::: Data for this task :::

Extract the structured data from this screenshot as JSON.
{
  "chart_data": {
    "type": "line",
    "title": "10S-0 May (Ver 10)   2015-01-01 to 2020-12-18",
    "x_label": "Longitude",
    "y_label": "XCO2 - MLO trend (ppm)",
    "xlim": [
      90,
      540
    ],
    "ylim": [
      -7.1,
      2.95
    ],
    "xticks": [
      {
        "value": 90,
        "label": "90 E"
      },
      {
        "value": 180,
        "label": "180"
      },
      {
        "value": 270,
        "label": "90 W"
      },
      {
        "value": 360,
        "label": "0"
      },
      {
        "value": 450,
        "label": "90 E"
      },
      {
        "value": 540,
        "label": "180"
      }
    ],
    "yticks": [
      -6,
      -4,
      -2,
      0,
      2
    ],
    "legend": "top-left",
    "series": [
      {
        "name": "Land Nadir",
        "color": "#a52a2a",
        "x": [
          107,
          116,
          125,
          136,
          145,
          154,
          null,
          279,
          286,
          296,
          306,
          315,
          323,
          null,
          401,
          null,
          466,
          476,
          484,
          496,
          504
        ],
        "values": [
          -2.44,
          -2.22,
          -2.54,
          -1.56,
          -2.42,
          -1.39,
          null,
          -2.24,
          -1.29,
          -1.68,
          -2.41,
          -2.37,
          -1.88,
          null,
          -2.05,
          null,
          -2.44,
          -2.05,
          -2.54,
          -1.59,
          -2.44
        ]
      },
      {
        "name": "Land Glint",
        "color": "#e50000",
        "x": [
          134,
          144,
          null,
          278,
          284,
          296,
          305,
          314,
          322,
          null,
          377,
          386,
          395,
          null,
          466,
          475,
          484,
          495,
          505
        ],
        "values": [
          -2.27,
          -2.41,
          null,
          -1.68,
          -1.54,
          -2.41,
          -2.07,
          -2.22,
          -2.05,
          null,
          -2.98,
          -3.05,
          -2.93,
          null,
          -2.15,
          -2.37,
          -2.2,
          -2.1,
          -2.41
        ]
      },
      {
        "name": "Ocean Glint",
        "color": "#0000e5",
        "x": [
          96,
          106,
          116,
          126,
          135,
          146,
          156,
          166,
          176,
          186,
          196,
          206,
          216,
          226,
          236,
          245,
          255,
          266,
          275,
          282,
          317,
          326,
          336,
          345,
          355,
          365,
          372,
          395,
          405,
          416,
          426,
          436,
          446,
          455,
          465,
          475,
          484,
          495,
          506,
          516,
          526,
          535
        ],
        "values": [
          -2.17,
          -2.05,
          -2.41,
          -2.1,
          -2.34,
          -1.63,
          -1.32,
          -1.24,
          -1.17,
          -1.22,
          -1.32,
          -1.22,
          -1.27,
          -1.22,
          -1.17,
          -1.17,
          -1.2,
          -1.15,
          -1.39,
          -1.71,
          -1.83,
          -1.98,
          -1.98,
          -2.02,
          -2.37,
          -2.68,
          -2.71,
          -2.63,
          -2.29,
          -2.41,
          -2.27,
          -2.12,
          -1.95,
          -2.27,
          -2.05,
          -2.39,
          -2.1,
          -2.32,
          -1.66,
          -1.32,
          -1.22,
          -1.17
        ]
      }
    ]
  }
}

:::

What is being asked: Copy out every line of the data that includes "name".

Reply:
        "name": "Land Nadir",
        "name": "Land Glint",
        "name": "Ocean Glint",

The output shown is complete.